GIVEN INSTRUCTION: Repeat every record below exactly, leaving out the pictures.

PROVIDED ENTRIES:
━━━━━━━━━━

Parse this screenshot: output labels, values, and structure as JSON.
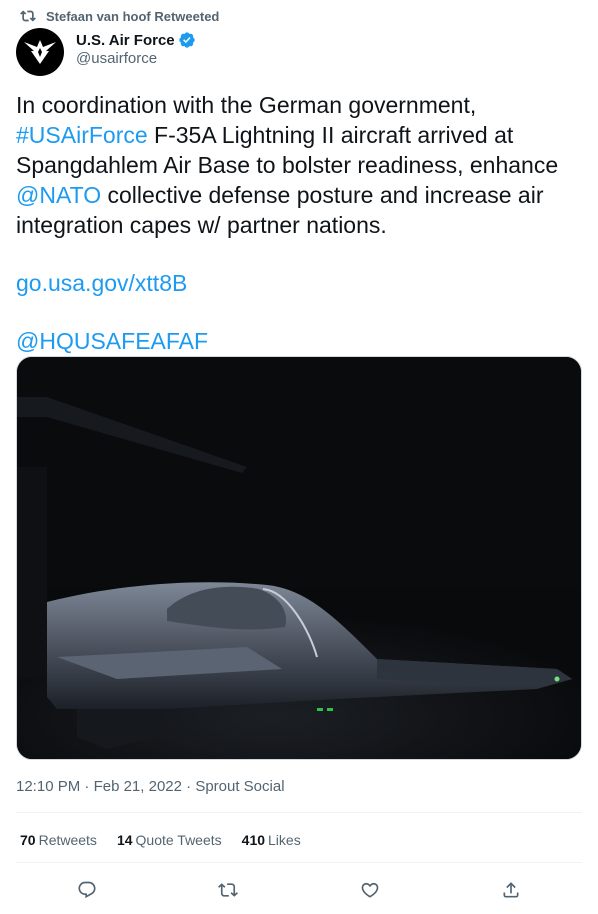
{
  "retweet_context": {
    "text": "Stefaan van hoof Retweeted",
    "icon": "retweet-icon"
  },
  "author": {
    "display_name": "U.S. Air Force",
    "handle": "@usairforce",
    "verified": true,
    "avatar_icon": "air-force-logo",
    "verified_color": "#1d9bf0"
  },
  "tweet": {
    "line1": "In coordination with the German government,",
    "hashtag": "#USAirForce",
    "after_hashtag": " F-35A Lightning II aircraft arrived at Spangdahlem Air Base to bolster readiness, enhance ",
    "mention_nato": "@NATO",
    "after_mention": " collective defense posture and increase air integration capes w/ partner nations.",
    "link": "go.usa.gov/xtt8B",
    "mention_hq": "@HQUSAFEAFAF"
  },
  "media": {
    "kind": "photo",
    "description_icon": "f35-aircraft-photo"
  },
  "meta": {
    "time": "12:10 PM",
    "date": "Feb 21, 2022",
    "source": "Sprout Social",
    "sep": " · "
  },
  "stats": {
    "retweets_count": "70",
    "retweets_label": "Retweets",
    "quotes_count": "14",
    "quotes_label": "Quote Tweets",
    "likes_count": "410",
    "likes_label": "Likes"
  },
  "colors": {
    "link": "#1d9bf0",
    "secondary_text": "#536471",
    "primary_text": "#0f1419"
  }
}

━━━━━━━━━━

RESPONSE:
Parse this screenshot: output labels, values, and structure as JSON.
{
  "retweet_context": {
    "text": "Stefaan van hoof Retweeted",
    "icon": "retweet-icon"
  },
  "author": {
    "display_name": "U.S. Air Force",
    "handle": "@usairforce",
    "verified": true,
    "avatar_icon": "air-force-logo",
    "verified_color": "#1d9bf0"
  },
  "tweet": {
    "line1": "In coordination with the German government,",
    "hashtag": "#USAirForce",
    "after_hashtag": " F-35A Lightning II aircraft arrived at Spangdahlem Air Base to bolster readiness, enhance ",
    "mention_nato": "@NATO",
    "after_mention": " collective defense posture and increase air integration capes w/ partner nations.",
    "link": "go.usa.gov/xtt8B",
    "mention_hq": "@HQUSAFEAFAF"
  },
  "media": {
    "kind": "photo",
    "description_icon": "f35-aircraft-photo"
  },
  "meta": {
    "time": "12:10 PM",
    "date": "Feb 21, 2022",
    "source": "Sprout Social",
    "sep": " · "
  },
  "stats": {
    "retweets_count": "70",
    "retweets_label": "Retweets",
    "quotes_count": "14",
    "quotes_label": "Quote Tweets",
    "likes_count": "410",
    "likes_label": "Likes"
  },
  "colors": {
    "link": "#1d9bf0",
    "secondary_text": "#536471",
    "primary_text": "#0f1419"
  }
}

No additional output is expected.